== TU TAREA ==
Reproduce literalmente el pasaje del fragmento sobre las memorias del Campamento Americano que va desde "La autora lanza" hasta "particular la cecina.", ambos incluidos.

== FRAGMENTO DEL DOCUMENTO ==
Las memorias avanzan con la narración de la vida cotidiana en el Campamento Americano, que era parte del Campamento Minero de Portovelo, sobre todo, de la relación que tuvo con Adela, Carmen, Cristina y Cleofe, cuatro mujeres que trabajaron en su casa como empleadas domésticas. A varias de ellas llegó a considerarlas sus amigas, al punto de mantener correspondencia después de haber abandonado el campamento.
La autora lanza algunas reflexiones interesantes sobre la situación de estas mujeres. “El mayor problema con ellas eran (¿dónde no lo es?) los hombres. Se enamoraban e insistían en casarse con hombres que sabíamos no se las merecían”.Sobre Cleofe, por ejemplo, apunta que: “Sufría mucho. Su esposo no ganaba lo suficiente y los hijos venían uno tras otro, pero ella se manifiesta digna: ‘cocía’ mucho en el pueblo y siempre estaba lista para ayudarme. Ella fue de mis buenas amigas de quien hablé antes”.
Su narración también incluye pasajes sobre sus gustos y disgustos por la gastronomía local. Habla sobre su aprendizaje para obtener sal o azúcar refinadas, para moler y tostar café y sobre las diferencias entre la alimentación de los ecuatorianos y estadounidenses, a quienes -asegura- les gusta de forma particular la cecina.

== FILAS PROPORCIONADAS ==

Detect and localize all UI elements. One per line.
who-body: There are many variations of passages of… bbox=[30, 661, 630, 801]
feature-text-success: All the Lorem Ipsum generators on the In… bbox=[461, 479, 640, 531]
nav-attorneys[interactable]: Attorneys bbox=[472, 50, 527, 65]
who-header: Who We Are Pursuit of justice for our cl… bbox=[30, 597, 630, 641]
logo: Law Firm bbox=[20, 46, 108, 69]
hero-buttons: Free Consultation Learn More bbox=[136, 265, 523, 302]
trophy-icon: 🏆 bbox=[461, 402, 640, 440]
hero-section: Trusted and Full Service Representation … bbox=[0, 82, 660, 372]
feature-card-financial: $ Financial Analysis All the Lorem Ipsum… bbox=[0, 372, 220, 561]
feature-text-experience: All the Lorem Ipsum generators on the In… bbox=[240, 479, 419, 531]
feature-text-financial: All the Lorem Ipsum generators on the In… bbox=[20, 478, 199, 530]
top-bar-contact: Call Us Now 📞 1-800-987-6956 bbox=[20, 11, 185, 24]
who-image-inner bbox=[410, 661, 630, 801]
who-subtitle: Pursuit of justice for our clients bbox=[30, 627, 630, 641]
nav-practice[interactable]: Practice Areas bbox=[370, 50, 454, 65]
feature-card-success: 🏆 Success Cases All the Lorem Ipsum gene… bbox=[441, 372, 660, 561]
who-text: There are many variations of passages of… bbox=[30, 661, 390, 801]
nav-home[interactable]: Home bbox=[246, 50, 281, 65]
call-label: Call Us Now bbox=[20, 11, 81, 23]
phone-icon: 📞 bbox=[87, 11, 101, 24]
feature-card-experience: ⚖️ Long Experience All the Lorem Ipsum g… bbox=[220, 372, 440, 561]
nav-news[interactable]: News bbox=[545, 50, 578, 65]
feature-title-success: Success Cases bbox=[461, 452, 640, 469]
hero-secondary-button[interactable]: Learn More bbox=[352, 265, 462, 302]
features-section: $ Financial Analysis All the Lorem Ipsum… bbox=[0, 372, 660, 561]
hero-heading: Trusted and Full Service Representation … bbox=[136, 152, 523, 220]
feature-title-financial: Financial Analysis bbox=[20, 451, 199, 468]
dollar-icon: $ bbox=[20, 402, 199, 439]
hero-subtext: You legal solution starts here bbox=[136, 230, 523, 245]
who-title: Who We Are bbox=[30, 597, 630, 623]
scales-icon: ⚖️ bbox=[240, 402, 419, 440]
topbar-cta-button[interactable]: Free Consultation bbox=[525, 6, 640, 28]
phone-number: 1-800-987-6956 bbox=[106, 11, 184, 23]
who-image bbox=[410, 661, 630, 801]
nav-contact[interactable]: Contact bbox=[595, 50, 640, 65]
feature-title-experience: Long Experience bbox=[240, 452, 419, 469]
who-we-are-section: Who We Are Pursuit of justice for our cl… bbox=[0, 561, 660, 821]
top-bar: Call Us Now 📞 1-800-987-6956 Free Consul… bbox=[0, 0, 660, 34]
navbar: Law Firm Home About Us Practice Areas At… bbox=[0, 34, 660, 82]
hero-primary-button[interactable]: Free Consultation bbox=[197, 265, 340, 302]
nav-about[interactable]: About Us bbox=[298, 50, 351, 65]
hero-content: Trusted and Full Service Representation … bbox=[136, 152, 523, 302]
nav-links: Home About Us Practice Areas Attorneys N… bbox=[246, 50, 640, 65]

== TU RESPUESTA ==
La autora lanza algunas reflexiones interesantes sobre la situación de estas mujeres. “El mayor problema con ellas eran (¿dónde no lo es?) los hombres. Se enamoraban e insistían en casarse con hombres que sabíamos no se las merecían”.Sobre Cleofe, por ejemplo, apunta que: “Sufría mucho. Su esposo no ganaba lo suficiente y los hijos venían uno tras otro, pero ella se manifiesta digna: ‘cocía’ mucho en el pueblo y siempre estaba lista para ayudarme. Ella fue de mis buenas amigas de quien hablé antes”.
Su narración también incluye pasajes sobre sus gustos y disgustos por la gastronomía local. Habla sobre su aprendizaje para obtener sal o azúcar refinadas, para moler y tostar café y sobre las diferencias entre la alimentación de los ecuatorianos y estadounidenses, a quienes -asegura- les gusta de forma particular la cecina.